### What to work on
Reproduce all of the data exactly.

## START Material provided

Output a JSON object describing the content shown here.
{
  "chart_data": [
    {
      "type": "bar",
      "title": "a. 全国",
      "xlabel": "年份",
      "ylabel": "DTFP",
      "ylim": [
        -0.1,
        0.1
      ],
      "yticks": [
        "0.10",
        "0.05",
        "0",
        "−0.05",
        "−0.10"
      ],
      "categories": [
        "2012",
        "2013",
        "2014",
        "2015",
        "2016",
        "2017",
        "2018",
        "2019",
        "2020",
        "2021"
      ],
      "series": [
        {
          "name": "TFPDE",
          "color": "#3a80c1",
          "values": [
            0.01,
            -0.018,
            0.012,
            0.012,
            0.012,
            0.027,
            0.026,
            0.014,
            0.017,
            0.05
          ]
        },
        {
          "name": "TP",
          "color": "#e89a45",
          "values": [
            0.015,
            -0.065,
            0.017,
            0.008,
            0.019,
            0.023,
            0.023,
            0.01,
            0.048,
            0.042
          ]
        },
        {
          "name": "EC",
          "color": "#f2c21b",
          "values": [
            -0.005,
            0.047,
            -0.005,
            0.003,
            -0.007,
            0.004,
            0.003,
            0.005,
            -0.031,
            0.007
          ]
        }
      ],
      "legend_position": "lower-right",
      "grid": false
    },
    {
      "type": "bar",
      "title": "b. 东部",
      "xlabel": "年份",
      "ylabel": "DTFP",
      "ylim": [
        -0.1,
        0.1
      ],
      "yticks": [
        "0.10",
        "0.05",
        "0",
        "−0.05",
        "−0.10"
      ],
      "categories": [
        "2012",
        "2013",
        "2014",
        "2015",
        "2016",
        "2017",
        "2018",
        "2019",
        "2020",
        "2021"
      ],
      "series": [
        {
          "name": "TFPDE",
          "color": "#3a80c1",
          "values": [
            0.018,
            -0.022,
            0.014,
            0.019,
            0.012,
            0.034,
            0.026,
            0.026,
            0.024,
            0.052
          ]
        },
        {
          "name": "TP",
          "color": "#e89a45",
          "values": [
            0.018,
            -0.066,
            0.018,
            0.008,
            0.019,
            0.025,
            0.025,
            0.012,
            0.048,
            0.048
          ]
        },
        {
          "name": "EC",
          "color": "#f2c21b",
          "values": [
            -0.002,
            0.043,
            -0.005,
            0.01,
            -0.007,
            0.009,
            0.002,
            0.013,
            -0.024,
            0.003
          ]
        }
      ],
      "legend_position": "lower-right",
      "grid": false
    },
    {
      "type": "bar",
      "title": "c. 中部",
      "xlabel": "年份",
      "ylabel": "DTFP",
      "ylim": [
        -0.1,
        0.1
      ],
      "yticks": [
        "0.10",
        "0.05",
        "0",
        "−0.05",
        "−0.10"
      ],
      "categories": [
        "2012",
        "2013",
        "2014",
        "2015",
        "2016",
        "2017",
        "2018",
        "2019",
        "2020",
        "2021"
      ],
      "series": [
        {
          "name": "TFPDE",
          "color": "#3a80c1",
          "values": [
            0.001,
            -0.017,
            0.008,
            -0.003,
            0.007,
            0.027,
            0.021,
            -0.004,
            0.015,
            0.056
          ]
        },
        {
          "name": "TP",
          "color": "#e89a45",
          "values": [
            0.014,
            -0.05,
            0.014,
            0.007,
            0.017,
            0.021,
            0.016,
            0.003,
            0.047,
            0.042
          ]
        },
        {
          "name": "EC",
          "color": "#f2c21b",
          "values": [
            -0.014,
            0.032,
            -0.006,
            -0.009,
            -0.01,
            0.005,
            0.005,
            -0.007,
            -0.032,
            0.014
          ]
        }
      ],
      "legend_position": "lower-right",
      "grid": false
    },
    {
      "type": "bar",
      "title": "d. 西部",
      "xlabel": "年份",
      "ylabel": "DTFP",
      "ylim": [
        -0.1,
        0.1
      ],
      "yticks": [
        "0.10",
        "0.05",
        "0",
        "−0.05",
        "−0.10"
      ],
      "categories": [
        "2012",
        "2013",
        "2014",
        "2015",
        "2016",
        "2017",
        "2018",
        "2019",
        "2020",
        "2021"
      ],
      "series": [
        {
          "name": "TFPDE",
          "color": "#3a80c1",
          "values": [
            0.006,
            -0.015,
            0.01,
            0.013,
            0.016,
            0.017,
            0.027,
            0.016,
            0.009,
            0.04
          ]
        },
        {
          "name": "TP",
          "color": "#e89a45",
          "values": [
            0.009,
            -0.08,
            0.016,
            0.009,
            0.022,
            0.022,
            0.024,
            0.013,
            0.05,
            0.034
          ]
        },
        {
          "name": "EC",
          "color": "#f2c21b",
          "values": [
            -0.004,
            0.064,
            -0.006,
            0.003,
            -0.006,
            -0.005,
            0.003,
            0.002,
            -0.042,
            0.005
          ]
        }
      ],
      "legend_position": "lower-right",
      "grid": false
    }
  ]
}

## END Material provided

### Task response
Output a JSON object describing the content shown here.
{
  "chart_data": [
    {
      "type": "bar",
      "title": "a. 全国",
      "xlabel": "年份",
      "ylabel": "DTFP",
      "ylim": [
        -0.1,
        0.1
      ],
      "yticks": [
        "0.10",
        "0.05",
        "0",
        "−0.05",
        "−0.10"
      ],
      "categories": [
        "2012",
        "2013",
        "2014",
        "2015",
        "2016",
        "2017",
        "2018",
        "2019",
        "2020",
        "2021"
      ],
      "series": [
        {
          "name": "TFPDE",
          "color": "#3a80c1",
          "values": [
            0.01,
            -0.018,
            0.012,
            0.012,
            0.012,
            0.027,
            0.026,
            0.014,
            0.017,
            0.05
          ]
        },
        {
          "name": "TP",
          "color": "#e89a45",
          "values": [
            0.015,
            -0.065,
            0.017,
            0.008,
            0.019,
            0.023,
            0.023,
            0.01,
            0.048,
            0.042
          ]
        },
        {
          "name": "EC",
          "color": "#f2c21b",
          "values": [
            -0.005,
            0.047,
            -0.005,
            0.003,
            -0.007,
            0.004,
            0.003,
            0.005,
            -0.031,
            0.007
          ]
        }
      ],
      "legend_position": "lower-right",
      "grid": false
    },
    {
      "type": "bar",
      "title": "b. 东部",
      "xlabel": "年份",
      "ylabel": "DTFP",
      "ylim": [
        -0.1,
        0.1
      ],
      "yticks": [
        "0.10",
        "0.05",
        "0",
        "−0.05",
        "−0.10"
      ],
      "categories": [
        "2012",
        "2013",
        "2014",
        "2015",
        "2016",
        "2017",
        "2018",
        "2019",
        "2020",
        "2021"
      ],
      "series": [
        {
          "name": "TFPDE",
          "color": "#3a80c1",
          "values": [
            0.018,
            -0.022,
            0.014,
            0.019,
            0.012,
            0.034,
            0.026,
            0.026,
            0.024,
            0.052
          ]
        },
        {
          "name": "TP",
          "color": "#e89a45",
          "values": [
            0.018,
            -0.066,
            0.018,
            0.008,
            0.019,
            0.025,
            0.025,
            0.012,
            0.048,
            0.048
          ]
        },
        {
          "name": "EC",
          "color": "#f2c21b",
          "values": [
            -0.002,
            0.043,
            -0.005,
            0.01,
            -0.007,
            0.009,
            0.002,
            0.013,
            -0.024,
            0.003
          ]
        }
      ],
      "legend_position": "lower-right",
      "grid": false
    },
    {
      "type": "bar",
      "title": "c. 中部",
      "xlabel": "年份",
      "ylabel": "DTFP",
      "ylim": [
        -0.1,
        0.1
      ],
      "yticks": [
        "0.10",
        "0.05",
        "0",
        "−0.05",
        "−0.10"
      ],
      "categories": [
        "2012",
        "2013",
        "2014",
        "2015",
        "2016",
        "2017",
        "2018",
        "2019",
        "2020",
        "2021"
      ],
      "series": [
        {
          "name": "TFPDE",
          "color": "#3a80c1",
          "values": [
            0.001,
            -0.017,
            0.008,
            -0.003,
            0.007,
            0.027,
            0.021,
            -0.004,
            0.015,
            0.056
          ]
        },
        {
          "name": "TP",
          "color": "#e89a45",
          "values": [
            0.014,
            -0.05,
            0.014,
            0.007,
            0.017,
            0.021,
            0.016,
            0.003,
            0.047,
            0.042
          ]
        },
        {
          "name": "EC",
          "color": "#f2c21b",
          "values": [
            -0.014,
            0.032,
            -0.006,
            -0.009,
            -0.01,
            0.005,
            0.005,
            -0.007,
            -0.032,
            0.014
          ]
        }
      ],
      "legend_position": "lower-right",
      "grid": false
    },
    {
      "type": "bar",
      "title": "d. 西部",
      "xlabel": "年份",
      "ylabel": "DTFP",
      "ylim": [
        -0.1,
        0.1
      ],
      "yticks": [
        "0.10",
        "0.05",
        "0",
        "−0.05",
        "−0.10"
      ],
      "categories": [
        "2012",
        "2013",
        "2014",
        "2015",
        "2016",
        "2017",
        "2018",
        "2019",
        "2020",
        "2021"
      ],
      "series": [
        {
          "name": "TFPDE",
          "color": "#3a80c1",
          "values": [
            0.006,
            -0.015,
            0.01,
            0.013,
            0.016,
            0.017,
            0.027,
            0.016,
            0.009,
            0.04
          ]
        },
        {
          "name": "TP",
          "color": "#e89a45",
          "values": [
            0.009,
            -0.08,
            0.016,
            0.009,
            0.022,
            0.022,
            0.024,
            0.013,
            0.05,
            0.034
          ]
        },
        {
          "name": "EC",
          "color": "#f2c21b",
          "values": [
            -0.004,
            0.064,
            -0.006,
            0.003,
            -0.006,
            -0.005,
            0.003,
            0.002,
            -0.042,
            0.005
          ]
        }
      ],
      "legend_position": "lower-right",
      "grid": false
    }
  ]
}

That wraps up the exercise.